*Extracted information*
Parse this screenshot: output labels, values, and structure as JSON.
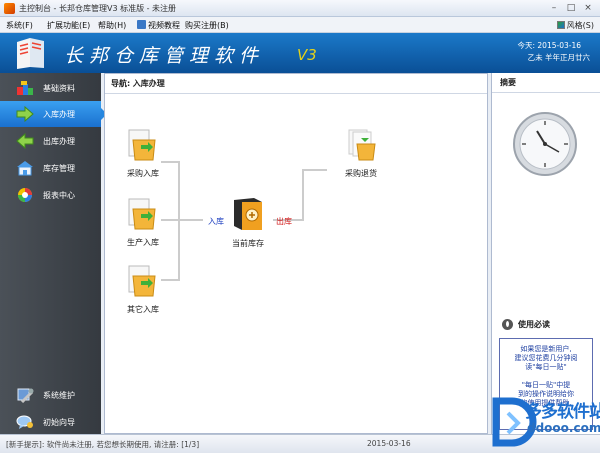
{
  "window": {
    "title": "主控制台 - 长邦仓库管理V3 标准版 - 未注册"
  },
  "menu": {
    "items": [
      "系统(F)",
      "扩展功能(E)",
      "帮助(H)",
      "视频教程",
      "购买注册(B)"
    ],
    "skin": "风格(S)"
  },
  "banner": {
    "app_title": "长邦仓库管理软件",
    "version": "V3",
    "date": "今天: 2015-03-16",
    "lunar": "乙未 羊年正月廿六"
  },
  "sidebar": {
    "items": [
      {
        "label": "基础资料",
        "icon": "building-blocks-icon"
      },
      {
        "label": "入库办理",
        "icon": "arrow-right-icon",
        "active": true
      },
      {
        "label": "出库办理",
        "icon": "arrow-left-icon"
      },
      {
        "label": "库存管理",
        "icon": "warehouse-icon"
      },
      {
        "label": "报表中心",
        "icon": "chart-wheel-icon"
      }
    ],
    "bottom_items": [
      {
        "label": "系统维护",
        "icon": "tools-icon"
      },
      {
        "label": "初始向导",
        "icon": "chat-guide-icon"
      }
    ]
  },
  "breadcrumb": {
    "prefix": "导航:",
    "page": "入库办理"
  },
  "flow": {
    "purchase_in": "采购入库",
    "production_in": "生产入库",
    "other_in": "其它入库",
    "in_label": "入库",
    "out_label": "出库",
    "current_stock": "当前库存",
    "purchase_return": "采购退货"
  },
  "right_panel": {
    "title": "摘要",
    "must_read": "使用必读",
    "notice_lines": [
      "如果您是新用户,",
      "建议您花费几分钟阅",
      "读\"每日一贴\"",
      "",
      "\"每日一贴\"中提",
      "到的操作说明给你",
      "的使用提供帮助."
    ]
  },
  "status": {
    "tip": "[新手提示]: 软件尚未注册, 若您想长期使用, 请注册: [1/3]",
    "date": "2015-03-16"
  },
  "watermark": {
    "text": "多多软件站",
    "url": "ddooo.com"
  },
  "colors": {
    "banner": "#0f5fa9",
    "sidebar": "#3f444a",
    "active": "#2587e0",
    "in": "#1d3fc0",
    "out": "#d21b1b"
  }
}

*Exercise description*
Transcribe all the records above word for word, without their images.

*Final result*
Parse this screenshot: output labels, values, and structure as JSON.
{
  "window": {
    "title": "主控制台 - 长邦仓库管理V3 标准版 - 未注册"
  },
  "menu": {
    "items": [
      "系统(F)",
      "扩展功能(E)",
      "帮助(H)",
      "视频教程",
      "购买注册(B)"
    ],
    "skin": "风格(S)"
  },
  "banner": {
    "app_title": "长邦仓库管理软件",
    "version": "V3",
    "date": "今天: 2015-03-16",
    "lunar": "乙未 羊年正月廿六"
  },
  "sidebar": {
    "items": [
      {
        "label": "基础资料",
        "icon": "building-blocks-icon"
      },
      {
        "label": "入库办理",
        "icon": "arrow-right-icon",
        "active": true
      },
      {
        "label": "出库办理",
        "icon": "arrow-left-icon"
      },
      {
        "label": "库存管理",
        "icon": "warehouse-icon"
      },
      {
        "label": "报表中心",
        "icon": "chart-wheel-icon"
      }
    ],
    "bottom_items": [
      {
        "label": "系统维护",
        "icon": "tools-icon"
      },
      {
        "label": "初始向导",
        "icon": "chat-guide-icon"
      }
    ]
  },
  "breadcrumb": {
    "prefix": "导航:",
    "page": "入库办理"
  },
  "flow": {
    "purchase_in": "采购入库",
    "production_in": "生产入库",
    "other_in": "其它入库",
    "in_label": "入库",
    "out_label": "出库",
    "current_stock": "当前库存",
    "purchase_return": "采购退货"
  },
  "right_panel": {
    "title": "摘要",
    "must_read": "使用必读",
    "notice_lines": [
      "如果您是新用户,",
      "建议您花费几分钟阅",
      "读\"每日一贴\"",
      "",
      "\"每日一贴\"中提",
      "到的操作说明给你",
      "的使用提供帮助."
    ]
  },
  "status": {
    "tip": "[新手提示]: 软件尚未注册, 若您想长期使用, 请注册: [1/3]",
    "date": "2015-03-16"
  },
  "watermark": {
    "text": "多多软件站",
    "url": "ddooo.com"
  },
  "colors": {
    "banner": "#0f5fa9",
    "sidebar": "#3f444a",
    "active": "#2587e0",
    "in": "#1d3fc0",
    "out": "#d21b1b"
  }
}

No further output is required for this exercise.